Data entries
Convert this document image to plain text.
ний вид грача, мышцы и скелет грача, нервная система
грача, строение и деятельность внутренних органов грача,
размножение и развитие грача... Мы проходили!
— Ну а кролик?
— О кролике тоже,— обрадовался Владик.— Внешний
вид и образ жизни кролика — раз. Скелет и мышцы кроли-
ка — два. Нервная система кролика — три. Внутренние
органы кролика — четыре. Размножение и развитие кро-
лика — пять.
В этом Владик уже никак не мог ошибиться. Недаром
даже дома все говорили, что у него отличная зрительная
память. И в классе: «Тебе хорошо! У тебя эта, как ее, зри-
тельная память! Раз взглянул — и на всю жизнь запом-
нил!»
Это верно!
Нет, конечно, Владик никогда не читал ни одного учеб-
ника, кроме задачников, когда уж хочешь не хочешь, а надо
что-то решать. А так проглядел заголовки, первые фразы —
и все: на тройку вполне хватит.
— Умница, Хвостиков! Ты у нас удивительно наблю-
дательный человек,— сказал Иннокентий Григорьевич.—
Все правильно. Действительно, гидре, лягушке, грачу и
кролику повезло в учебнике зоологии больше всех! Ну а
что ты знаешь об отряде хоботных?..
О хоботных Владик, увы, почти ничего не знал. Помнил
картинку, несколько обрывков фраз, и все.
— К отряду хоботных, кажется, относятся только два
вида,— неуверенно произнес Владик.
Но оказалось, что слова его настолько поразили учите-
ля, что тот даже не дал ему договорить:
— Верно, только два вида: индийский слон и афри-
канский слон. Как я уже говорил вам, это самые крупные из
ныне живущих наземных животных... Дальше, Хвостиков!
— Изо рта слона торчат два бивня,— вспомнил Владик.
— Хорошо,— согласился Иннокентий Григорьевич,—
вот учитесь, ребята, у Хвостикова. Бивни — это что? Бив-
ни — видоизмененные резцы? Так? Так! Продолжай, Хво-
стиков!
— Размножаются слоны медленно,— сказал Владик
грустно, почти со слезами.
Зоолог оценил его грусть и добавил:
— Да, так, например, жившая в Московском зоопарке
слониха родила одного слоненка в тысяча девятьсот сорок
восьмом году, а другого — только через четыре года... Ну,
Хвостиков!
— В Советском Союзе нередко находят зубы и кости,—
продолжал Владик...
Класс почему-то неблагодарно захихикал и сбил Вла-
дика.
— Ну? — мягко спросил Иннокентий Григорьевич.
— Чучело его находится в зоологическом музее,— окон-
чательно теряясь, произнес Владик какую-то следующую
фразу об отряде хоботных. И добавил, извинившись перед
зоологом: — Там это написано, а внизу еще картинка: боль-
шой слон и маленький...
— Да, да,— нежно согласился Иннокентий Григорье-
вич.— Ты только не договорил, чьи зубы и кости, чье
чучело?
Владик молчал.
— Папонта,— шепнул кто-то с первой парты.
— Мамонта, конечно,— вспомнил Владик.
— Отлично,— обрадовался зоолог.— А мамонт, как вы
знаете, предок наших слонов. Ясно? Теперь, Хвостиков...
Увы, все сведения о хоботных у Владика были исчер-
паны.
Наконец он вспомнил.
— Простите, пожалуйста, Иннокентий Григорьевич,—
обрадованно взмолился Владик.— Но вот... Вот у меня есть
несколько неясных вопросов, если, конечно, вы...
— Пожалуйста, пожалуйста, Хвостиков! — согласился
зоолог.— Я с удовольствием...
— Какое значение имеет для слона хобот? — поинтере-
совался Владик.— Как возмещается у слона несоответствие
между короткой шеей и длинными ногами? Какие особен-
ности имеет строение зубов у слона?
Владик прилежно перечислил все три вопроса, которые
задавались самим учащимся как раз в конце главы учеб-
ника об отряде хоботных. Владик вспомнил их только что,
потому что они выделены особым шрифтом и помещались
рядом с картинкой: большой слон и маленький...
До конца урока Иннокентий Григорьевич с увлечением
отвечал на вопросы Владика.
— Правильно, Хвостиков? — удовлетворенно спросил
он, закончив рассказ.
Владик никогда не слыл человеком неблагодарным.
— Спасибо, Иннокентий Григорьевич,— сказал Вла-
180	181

• [Task objective]
Reproduce the entries above in full, verbatim.

• [Finished exercise]
Convert this document image to plain text.
ний вид грача, мышцы и скелет грача, нервная система
грача, строение и деятельность внутренних органов грача,
размножение и развитие грача... Мы проходили!
— Ну а кролик?
— О кролике тоже,— обрадовался Владик.— Внешний
вид и образ жизни кролика — раз. Скелет и мышцы кроли-
ка — два. Нервная система кролика — три. Внутренние
органы кролика — четыре. Размножение и развитие кро-
лика — пять.
В этом Владик уже никак не мог ошибиться. Недаром
даже дома все говорили, что у него отличная зрительная
память. И в классе: «Тебе хорошо! У тебя эта, как ее, зри-
тельная память! Раз взглянул — и на всю жизнь запом-
нил!»
Это верно!
Нет, конечно, Владик никогда не читал ни одного учеб-
ника, кроме задачников, когда уж хочешь не хочешь, а надо
что-то решать. А так проглядел заголовки, первые фразы —
и все: на тройку вполне хватит.
— Умница, Хвостиков! Ты у нас удивительно наблю-
дательный человек,— сказал Иннокентий Григорьевич.—
Все правильно. Действительно, гидре, лягушке, грачу и
кролику повезло в учебнике зоологии больше всех! Ну а
что ты знаешь об отряде хоботных?..
О хоботных Владик, увы, почти ничего не знал. Помнил
картинку, несколько обрывков фраз, и все.
— К отряду хоботных, кажется, относятся только два
вида,— неуверенно произнес Владик.
Но оказалось, что слова его настолько поразили учите-
ля, что тот даже не дал ему договорить:
— Верно, только два вида: индийский слон и афри-
канский слон. Как я уже говорил вам, это самые крупные из
ныне живущих наземных животных... Дальше, Хвостиков!
— Изо рта слона торчат два бивня,— вспомнил Владик.
— Хорошо,— согласился Иннокентий Григорьевич,—
вот учитесь, ребята, у Хвостикова. Бивни — это что? Бив-
ни — видоизмененные резцы? Так? Так! Продолжай, Хво-
стиков!
— Размножаются слоны медленно,— сказал Владик
грустно, почти со слезами.
Зоолог оценил его грусть и добавил:
— Да, так, например, жившая в Московском зоопарке
слониха родила одного слоненка в тысяча девятьсот сорок
восьмом году, а другого — только через четыре года... Ну,
Хвостиков!
— В Советском Союзе нередко находят зубы и кости,—
продолжал Владик...
Класс почему-то неблагодарно захихикал и сбил Вла-
дика.
— Ну? — мягко спросил Иннокентий Григорьевич.
— Чучело его находится в зоологическом музее,— окон-
чательно теряясь, произнес Владик какую-то следующую
фразу об отряде хоботных. И добавил, извинившись перед
зоологом: — Там это написано, а внизу еще картинка: боль-
шой слон и маленький...
— Да, да,— нежно согласился Иннокентий Григорье-
вич.— Ты только не договорил, чьи зубы и кости, чье
чучело?
Владик молчал.
— Папонта,— шепнул кто-то с первой парты.
— Мамонта, конечно,— вспомнил Владик.
— Отлично,— обрадовался зоолог.— А мамонт, как вы
знаете, предок наших слонов. Ясно? Теперь, Хвостиков...
Увы, все сведения о хоботных у Владика были исчер-
паны.
Наконец он вспомнил.
— Простите, пожалуйста, Иннокентий Григорьевич,—
обрадованно взмолился Владик.— Но вот... Вот у меня есть
несколько неясных вопросов, если, конечно, вы...
— Пожалуйста, пожалуйста, Хвостиков! — согласился
зоолог.— Я с удовольствием...
— Какое значение имеет для слона хобот? — поинтере-
совался Владик.— Как возмещается у слона несоответствие
между короткой шеей и длинными ногами? Какие особен-
ности имеет строение зубов у слона?
Владик прилежно перечислил все три вопроса, которые
задавались самим учащимся как раз в конце главы учеб-
ника об отряде хоботных. Владик вспомнил их только что,
потому что они выделены особым шрифтом и помещались
рядом с картинкой: большой слон и маленький...
До конца урока Иннокентий Григорьевич с увлечением
отвечал на вопросы Владика.
— Правильно, Хвостиков? — удовлетворенно спросил
он, закончив рассказ.
Владик никогда не слыл человеком неблагодарным.
— Спасибо, Иннокентий Григорьевич,— сказал Вла-
180	181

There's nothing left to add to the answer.